## EXERCISE DIRECTIONS:
Read the listing and extract each line that includes the word "Intermodal".

Records from a collection of figures
___

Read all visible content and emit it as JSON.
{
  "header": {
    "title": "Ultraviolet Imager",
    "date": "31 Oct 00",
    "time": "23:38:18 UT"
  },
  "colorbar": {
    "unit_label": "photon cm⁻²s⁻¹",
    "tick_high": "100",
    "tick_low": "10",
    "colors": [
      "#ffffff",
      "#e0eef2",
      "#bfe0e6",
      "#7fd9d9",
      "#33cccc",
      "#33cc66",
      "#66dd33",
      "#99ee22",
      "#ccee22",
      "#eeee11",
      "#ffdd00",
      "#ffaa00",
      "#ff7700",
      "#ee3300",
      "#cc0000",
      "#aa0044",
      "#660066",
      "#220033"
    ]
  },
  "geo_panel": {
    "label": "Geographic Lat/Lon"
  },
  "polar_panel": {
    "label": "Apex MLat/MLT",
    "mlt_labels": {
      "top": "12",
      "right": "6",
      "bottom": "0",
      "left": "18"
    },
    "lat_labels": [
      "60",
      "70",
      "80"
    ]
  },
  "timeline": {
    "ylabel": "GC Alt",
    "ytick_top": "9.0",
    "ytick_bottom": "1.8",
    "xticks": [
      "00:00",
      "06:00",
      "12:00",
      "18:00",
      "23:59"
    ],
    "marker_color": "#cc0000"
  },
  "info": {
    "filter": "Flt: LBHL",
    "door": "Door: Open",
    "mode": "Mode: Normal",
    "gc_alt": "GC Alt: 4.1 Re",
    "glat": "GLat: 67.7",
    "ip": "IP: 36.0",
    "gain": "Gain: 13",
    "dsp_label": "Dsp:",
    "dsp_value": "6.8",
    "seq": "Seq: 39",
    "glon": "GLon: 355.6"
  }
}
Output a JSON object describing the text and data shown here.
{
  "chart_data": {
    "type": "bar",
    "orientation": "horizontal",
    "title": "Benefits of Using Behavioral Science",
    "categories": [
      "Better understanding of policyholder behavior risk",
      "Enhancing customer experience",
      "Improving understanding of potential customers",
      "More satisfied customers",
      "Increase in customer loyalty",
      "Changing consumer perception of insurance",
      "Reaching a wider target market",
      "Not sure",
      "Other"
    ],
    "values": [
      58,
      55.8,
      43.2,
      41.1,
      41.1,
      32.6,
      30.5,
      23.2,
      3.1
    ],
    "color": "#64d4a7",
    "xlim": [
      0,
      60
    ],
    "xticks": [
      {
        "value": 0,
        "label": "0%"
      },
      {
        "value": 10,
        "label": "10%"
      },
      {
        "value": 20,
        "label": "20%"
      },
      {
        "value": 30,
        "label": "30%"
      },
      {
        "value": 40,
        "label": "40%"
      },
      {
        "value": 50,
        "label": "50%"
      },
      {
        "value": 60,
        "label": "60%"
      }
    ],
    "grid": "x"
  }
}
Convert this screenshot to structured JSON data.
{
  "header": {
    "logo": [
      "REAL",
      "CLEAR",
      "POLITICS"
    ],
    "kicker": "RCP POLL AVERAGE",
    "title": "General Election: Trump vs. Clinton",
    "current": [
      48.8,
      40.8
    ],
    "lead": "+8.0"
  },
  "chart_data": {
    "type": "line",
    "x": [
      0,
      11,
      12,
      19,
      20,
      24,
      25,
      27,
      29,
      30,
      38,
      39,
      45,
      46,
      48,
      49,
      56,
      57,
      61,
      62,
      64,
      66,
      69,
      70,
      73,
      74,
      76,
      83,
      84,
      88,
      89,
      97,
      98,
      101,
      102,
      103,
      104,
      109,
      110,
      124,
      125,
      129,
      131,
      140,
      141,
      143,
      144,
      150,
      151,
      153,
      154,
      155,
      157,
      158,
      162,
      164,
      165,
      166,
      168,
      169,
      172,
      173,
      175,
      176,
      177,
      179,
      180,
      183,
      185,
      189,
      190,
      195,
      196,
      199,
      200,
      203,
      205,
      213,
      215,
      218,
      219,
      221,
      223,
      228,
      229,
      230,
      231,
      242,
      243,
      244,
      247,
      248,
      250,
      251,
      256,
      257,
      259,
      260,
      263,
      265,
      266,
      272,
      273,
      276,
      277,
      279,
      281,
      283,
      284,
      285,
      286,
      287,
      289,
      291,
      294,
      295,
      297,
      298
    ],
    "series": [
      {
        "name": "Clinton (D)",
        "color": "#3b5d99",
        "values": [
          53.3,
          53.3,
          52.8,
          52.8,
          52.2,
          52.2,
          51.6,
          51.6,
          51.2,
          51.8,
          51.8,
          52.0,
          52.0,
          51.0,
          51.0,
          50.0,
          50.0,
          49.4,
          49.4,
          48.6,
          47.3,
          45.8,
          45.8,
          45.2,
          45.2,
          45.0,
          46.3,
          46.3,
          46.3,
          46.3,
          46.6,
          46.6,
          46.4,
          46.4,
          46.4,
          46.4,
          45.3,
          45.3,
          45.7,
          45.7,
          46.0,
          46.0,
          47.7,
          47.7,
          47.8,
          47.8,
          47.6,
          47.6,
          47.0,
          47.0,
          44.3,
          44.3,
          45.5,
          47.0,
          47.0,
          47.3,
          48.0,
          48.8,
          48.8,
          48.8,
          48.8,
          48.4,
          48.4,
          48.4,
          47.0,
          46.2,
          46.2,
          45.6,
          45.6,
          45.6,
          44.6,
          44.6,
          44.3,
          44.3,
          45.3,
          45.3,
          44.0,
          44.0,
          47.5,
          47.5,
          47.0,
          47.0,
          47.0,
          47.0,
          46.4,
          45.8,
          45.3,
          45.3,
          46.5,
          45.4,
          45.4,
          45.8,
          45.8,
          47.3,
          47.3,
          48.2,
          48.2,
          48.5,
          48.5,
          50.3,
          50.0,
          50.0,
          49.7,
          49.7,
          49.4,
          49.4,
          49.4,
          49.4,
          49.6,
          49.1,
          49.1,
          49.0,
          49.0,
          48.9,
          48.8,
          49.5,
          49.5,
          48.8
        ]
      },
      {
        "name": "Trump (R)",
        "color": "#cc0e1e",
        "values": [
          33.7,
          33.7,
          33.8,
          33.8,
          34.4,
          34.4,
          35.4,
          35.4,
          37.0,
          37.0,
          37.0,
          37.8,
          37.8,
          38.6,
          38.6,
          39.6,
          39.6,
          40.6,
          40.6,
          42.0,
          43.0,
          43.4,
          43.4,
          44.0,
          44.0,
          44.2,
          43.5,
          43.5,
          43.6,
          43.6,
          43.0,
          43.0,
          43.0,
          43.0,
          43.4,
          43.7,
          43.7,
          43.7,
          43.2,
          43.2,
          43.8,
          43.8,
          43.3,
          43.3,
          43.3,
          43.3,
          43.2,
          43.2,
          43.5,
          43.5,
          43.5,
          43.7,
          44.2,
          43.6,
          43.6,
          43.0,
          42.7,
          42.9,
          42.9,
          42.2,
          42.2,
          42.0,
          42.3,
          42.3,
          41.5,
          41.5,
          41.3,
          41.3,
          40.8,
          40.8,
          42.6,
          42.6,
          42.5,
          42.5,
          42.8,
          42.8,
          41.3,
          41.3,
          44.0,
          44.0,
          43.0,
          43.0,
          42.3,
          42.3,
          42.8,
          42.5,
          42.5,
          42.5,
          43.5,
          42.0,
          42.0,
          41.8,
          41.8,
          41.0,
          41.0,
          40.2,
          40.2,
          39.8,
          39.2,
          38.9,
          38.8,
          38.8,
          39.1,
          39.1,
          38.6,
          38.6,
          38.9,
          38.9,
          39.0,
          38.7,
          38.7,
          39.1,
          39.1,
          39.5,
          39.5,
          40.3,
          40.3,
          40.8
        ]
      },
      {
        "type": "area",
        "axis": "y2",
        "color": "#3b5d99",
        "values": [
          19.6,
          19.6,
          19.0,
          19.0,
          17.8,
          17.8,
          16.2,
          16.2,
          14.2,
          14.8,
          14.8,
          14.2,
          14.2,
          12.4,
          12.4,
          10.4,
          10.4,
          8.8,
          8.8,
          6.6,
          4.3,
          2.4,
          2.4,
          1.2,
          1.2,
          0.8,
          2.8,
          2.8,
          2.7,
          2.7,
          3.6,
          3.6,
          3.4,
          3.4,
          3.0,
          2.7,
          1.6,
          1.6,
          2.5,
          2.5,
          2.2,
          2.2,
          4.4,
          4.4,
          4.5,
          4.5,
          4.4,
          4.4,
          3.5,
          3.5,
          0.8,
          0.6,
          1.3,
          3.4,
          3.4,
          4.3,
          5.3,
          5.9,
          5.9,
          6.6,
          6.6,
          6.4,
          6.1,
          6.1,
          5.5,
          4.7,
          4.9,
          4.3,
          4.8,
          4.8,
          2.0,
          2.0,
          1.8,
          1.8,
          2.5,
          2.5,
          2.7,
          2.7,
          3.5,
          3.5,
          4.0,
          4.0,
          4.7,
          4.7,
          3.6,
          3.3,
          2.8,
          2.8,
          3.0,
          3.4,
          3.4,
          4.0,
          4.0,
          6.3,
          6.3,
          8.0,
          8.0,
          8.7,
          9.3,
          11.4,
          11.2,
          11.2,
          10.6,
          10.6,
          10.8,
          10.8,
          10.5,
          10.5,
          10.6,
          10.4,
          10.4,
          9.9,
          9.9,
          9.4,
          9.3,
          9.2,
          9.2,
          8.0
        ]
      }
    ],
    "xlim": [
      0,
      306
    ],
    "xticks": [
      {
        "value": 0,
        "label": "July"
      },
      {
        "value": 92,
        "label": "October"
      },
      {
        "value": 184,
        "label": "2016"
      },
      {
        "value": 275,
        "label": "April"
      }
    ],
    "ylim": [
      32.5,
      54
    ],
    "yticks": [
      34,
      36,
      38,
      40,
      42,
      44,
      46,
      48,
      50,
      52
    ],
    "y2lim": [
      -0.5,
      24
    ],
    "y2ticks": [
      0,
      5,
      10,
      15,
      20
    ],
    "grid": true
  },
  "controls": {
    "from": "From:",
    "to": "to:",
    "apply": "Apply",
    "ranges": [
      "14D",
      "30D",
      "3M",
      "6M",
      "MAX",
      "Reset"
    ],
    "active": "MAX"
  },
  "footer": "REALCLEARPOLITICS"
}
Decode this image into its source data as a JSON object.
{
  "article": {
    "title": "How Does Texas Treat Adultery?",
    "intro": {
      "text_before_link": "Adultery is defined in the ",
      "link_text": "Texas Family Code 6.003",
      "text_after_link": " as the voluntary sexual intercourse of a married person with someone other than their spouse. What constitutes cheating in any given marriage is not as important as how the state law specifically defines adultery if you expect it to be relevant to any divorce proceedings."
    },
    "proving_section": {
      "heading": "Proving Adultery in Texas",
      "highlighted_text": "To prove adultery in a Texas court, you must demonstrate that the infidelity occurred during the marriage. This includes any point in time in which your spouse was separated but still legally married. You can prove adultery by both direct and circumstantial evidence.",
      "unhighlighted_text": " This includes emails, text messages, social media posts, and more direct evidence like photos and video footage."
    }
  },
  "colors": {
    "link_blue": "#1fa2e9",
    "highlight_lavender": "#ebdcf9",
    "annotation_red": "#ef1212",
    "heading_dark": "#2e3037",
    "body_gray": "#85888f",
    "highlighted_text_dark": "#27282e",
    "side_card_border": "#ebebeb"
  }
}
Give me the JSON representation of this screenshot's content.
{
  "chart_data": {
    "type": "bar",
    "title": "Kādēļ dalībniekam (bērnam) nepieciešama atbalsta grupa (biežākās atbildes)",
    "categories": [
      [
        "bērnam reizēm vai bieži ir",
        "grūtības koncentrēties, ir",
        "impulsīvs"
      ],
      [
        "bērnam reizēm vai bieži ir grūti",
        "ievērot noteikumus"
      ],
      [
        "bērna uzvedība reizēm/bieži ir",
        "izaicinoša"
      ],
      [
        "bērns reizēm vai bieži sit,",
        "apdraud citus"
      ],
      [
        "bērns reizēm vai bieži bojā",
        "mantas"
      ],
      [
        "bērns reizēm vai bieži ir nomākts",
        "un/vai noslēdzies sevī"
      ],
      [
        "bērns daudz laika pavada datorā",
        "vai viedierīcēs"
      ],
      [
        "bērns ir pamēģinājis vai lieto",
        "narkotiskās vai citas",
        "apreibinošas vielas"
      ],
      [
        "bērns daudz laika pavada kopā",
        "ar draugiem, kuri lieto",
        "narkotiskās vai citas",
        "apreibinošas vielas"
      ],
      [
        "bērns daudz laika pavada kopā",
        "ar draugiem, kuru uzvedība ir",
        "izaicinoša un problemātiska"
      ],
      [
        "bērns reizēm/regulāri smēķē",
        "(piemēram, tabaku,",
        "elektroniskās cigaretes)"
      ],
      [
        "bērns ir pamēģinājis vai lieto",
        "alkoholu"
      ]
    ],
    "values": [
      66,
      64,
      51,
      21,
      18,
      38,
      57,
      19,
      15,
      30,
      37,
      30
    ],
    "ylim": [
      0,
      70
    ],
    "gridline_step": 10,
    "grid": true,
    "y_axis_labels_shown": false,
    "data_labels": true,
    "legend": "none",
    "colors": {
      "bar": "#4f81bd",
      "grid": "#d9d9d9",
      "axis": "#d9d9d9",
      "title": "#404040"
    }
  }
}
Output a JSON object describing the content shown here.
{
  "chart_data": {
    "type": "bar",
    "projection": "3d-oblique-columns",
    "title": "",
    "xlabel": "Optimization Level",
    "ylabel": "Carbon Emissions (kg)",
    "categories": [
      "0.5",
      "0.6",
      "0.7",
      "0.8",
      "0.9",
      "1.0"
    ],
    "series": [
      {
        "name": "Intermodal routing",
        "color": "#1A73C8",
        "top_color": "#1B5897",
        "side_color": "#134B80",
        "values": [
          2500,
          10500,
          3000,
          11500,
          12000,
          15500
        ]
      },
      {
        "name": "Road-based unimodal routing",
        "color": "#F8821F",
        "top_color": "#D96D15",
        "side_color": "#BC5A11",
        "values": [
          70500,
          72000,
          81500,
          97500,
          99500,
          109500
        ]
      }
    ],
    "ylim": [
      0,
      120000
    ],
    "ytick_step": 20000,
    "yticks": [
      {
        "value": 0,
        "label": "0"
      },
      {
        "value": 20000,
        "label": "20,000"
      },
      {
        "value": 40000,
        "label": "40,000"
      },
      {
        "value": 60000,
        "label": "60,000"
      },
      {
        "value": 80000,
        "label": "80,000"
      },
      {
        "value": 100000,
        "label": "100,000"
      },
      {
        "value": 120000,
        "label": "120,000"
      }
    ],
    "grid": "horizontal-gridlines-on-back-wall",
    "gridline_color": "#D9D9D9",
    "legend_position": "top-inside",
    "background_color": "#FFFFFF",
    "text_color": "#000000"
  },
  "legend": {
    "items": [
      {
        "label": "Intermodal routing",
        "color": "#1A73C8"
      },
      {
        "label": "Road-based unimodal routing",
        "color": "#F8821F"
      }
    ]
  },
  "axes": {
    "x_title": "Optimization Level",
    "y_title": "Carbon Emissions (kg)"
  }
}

___

## SOLUTION:
        "name": "Intermodal routing",
        "label": "Intermodal routing",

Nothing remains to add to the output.